▸ **Your objective**
Output all records precisely as written.

▸ **Records to process**
--

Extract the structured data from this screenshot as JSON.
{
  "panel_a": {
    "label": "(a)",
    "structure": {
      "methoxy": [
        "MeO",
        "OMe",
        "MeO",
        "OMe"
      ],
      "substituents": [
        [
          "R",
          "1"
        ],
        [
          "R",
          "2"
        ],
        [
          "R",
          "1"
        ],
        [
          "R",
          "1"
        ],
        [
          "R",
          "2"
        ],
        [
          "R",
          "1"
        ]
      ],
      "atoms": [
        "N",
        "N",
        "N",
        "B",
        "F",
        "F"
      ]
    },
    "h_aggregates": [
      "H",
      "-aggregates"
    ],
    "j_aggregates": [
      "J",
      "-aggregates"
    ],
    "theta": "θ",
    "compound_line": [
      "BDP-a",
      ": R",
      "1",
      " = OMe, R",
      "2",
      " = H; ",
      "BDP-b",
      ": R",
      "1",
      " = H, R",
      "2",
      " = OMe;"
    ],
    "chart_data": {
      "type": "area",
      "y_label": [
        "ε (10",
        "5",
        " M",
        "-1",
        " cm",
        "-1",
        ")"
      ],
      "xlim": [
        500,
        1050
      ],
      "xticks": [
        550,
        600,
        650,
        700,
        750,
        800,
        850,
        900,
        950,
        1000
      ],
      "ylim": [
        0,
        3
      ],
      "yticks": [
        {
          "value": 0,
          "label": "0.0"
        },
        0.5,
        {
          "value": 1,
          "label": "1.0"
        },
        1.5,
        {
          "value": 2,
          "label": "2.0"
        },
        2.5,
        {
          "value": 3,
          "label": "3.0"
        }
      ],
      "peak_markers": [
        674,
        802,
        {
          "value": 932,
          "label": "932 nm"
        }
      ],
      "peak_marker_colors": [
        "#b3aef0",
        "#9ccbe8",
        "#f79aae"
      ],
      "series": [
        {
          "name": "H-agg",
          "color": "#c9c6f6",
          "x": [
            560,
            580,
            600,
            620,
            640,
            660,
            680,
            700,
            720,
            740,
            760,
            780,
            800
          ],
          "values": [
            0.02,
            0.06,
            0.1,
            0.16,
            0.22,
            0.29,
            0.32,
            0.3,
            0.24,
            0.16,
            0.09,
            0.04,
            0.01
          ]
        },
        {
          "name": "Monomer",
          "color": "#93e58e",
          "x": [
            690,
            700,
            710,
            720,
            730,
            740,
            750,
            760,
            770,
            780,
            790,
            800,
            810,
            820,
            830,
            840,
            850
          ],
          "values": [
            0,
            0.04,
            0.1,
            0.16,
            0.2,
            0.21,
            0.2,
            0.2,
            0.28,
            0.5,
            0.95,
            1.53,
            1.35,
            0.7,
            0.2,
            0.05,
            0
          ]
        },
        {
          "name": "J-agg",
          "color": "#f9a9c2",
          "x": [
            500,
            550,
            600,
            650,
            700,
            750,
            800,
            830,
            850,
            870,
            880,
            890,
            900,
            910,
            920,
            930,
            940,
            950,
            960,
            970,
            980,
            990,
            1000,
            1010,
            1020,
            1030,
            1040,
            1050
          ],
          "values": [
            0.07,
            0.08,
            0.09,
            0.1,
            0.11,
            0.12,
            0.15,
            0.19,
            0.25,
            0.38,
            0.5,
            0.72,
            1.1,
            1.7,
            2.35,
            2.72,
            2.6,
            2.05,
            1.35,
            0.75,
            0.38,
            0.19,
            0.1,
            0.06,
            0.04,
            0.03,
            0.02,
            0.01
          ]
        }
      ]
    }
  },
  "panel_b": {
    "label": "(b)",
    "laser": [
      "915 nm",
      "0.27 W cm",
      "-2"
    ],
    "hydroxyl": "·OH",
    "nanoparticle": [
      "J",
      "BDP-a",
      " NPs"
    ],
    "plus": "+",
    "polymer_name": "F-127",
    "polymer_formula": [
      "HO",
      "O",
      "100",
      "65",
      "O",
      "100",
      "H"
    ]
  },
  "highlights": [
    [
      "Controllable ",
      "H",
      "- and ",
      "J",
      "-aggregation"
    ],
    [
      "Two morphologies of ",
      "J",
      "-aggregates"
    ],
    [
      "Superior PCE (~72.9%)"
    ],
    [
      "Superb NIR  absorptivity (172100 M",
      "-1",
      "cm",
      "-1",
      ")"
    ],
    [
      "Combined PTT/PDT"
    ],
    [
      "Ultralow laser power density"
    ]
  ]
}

--

▸ **Solution for this task**
Extract the structured data from this screenshot as JSON.
{
  "panel_a": {
    "label": "(a)",
    "structure": {
      "methoxy": [
        "MeO",
        "OMe",
        "MeO",
        "OMe"
      ],
      "substituents": [
        [
          "R",
          "1"
        ],
        [
          "R",
          "2"
        ],
        [
          "R",
          "1"
        ],
        [
          "R",
          "1"
        ],
        [
          "R",
          "2"
        ],
        [
          "R",
          "1"
        ]
      ],
      "atoms": [
        "N",
        "N",
        "N",
        "B",
        "F",
        "F"
      ]
    },
    "h_aggregates": [
      "H",
      "-aggregates"
    ],
    "j_aggregates": [
      "J",
      "-aggregates"
    ],
    "theta": "θ",
    "compound_line": [
      "BDP-a",
      ": R",
      "1",
      " = OMe, R",
      "2",
      " = H; ",
      "BDP-b",
      ": R",
      "1",
      " = H, R",
      "2",
      " = OMe;"
    ],
    "chart_data": {
      "type": "area",
      "y_label": [
        "ε (10",
        "5",
        " M",
        "-1",
        " cm",
        "-1",
        ")"
      ],
      "xlim": [
        500,
        1050
      ],
      "xticks": [
        550,
        600,
        650,
        700,
        750,
        800,
        850,
        900,
        950,
        1000
      ],
      "ylim": [
        0,
        3
      ],
      "yticks": [
        {
          "value": 0,
          "label": "0.0"
        },
        0.5,
        {
          "value": 1,
          "label": "1.0"
        },
        1.5,
        {
          "value": 2,
          "label": "2.0"
        },
        2.5,
        {
          "value": 3,
          "label": "3.0"
        }
      ],
      "peak_markers": [
        674,
        802,
        {
          "value": 932,
          "label": "932 nm"
        }
      ],
      "peak_marker_colors": [
        "#b3aef0",
        "#9ccbe8",
        "#f79aae"
      ],
      "series": [
        {
          "name": "H-agg",
          "color": "#c9c6f6",
          "x": [
            560,
            580,
            600,
            620,
            640,
            660,
            680,
            700,
            720,
            740,
            760,
            780,
            800
          ],
          "values": [
            0.02,
            0.06,
            0.1,
            0.16,
            0.22,
            0.29,
            0.32,
            0.3,
            0.24,
            0.16,
            0.09,
            0.04,
            0.01
          ]
        },
        {
          "name": "Monomer",
          "color": "#93e58e",
          "x": [
            690,
            700,
            710,
            720,
            730,
            740,
            750,
            760,
            770,
            780,
            790,
            800,
            810,
            820,
            830,
            840,
            850
          ],
          "values": [
            0,
            0.04,
            0.1,
            0.16,
            0.2,
            0.21,
            0.2,
            0.2,
            0.28,
            0.5,
            0.95,
            1.53,
            1.35,
            0.7,
            0.2,
            0.05,
            0
          ]
        },
        {
          "name": "J-agg",
          "color": "#f9a9c2",
          "x": [
            500,
            550,
            600,
            650,
            700,
            750,
            800,
            830,
            850,
            870,
            880,
            890,
            900,
            910,
            920,
            930,
            940,
            950,
            960,
            970,
            980,
            990,
            1000,
            1010,
            1020,
            1030,
            1040,
            1050
          ],
          "values": [
            0.07,
            0.08,
            0.09,
            0.1,
            0.11,
            0.12,
            0.15,
            0.19,
            0.25,
            0.38,
            0.5,
            0.72,
            1.1,
            1.7,
            2.35,
            2.72,
            2.6,
            2.05,
            1.35,
            0.75,
            0.38,
            0.19,
            0.1,
            0.06,
            0.04,
            0.03,
            0.02,
            0.01
          ]
        }
      ]
    }
  },
  "panel_b": {
    "label": "(b)",
    "laser": [
      "915 nm",
      "0.27 W cm",
      "-2"
    ],
    "hydroxyl": "·OH",
    "nanoparticle": [
      "J",
      "BDP-a",
      " NPs"
    ],
    "plus": "+",
    "polymer_name": "F-127",
    "polymer_formula": [
      "HO",
      "O",
      "100",
      "65",
      "O",
      "100",
      "H"
    ]
  },
  "highlights": [
    [
      "Controllable ",
      "H",
      "- and ",
      "J",
      "-aggregation"
    ],
    [
      "Two morphologies of ",
      "J",
      "-aggregates"
    ],
    [
      "Superior PCE (~72.9%)"
    ],
    [
      "Superb NIR  absorptivity (172100 M",
      "-1",
      "cm",
      "-1",
      ")"
    ],
    [
      "Combined PTT/PDT"
    ],
    [
      "Ultralow laser power density"
    ]
  ]
}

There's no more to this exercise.